* _Problem statement_
Copy down all of the data underneath, exactly as shown.

* _Data provided_
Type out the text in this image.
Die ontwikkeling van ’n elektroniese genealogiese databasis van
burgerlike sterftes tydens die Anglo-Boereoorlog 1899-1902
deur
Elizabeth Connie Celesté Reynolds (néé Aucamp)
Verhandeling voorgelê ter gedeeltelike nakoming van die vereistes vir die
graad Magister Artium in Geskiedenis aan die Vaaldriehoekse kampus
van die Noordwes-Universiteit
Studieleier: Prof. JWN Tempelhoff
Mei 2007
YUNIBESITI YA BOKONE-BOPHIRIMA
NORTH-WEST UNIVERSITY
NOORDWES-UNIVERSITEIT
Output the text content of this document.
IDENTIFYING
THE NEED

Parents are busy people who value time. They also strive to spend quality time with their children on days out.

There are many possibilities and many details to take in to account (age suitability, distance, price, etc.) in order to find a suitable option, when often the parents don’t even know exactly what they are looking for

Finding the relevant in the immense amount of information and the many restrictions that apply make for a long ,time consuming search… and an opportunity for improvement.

* _The answer_
Type out the text in this image.
Die ontwikkeling van ’n elektroniese genealogiese databasis van
burgerlike sterftes tydens die Anglo-Boereoorlog 1899-1902
deur
Elizabeth Connie Celesté Reynolds (néé Aucamp)
Verhandeling voorgelê ter gedeeltelike nakoming van die vereistes vir die
graad Magister Artium in Geskiedenis aan die Vaaldriehoekse kampus
van die Noordwes-Universiteit
Studieleier: Prof. JWN Tempelhoff
Mei 2007
YUNIBESITI YA BOKONE-BOPHIRIMA
NORTH-WEST UNIVERSITY
NOORDWES-UNIVERSITEIT
Output the text content of this document.
IDENTIFYING
THE NEED

Parents are busy people who value time. They also strive to spend quality time with their children on days out.

There are many possibilities and many details to take in to account (age suitability, distance, price, etc.) in order to find a suitable option, when often the parents don’t even know exactly what they are looking for

Finding the relevant in the immense amount of information and the many restrictions that apply make for a long ,time consuming search… and an opportunity for improvement.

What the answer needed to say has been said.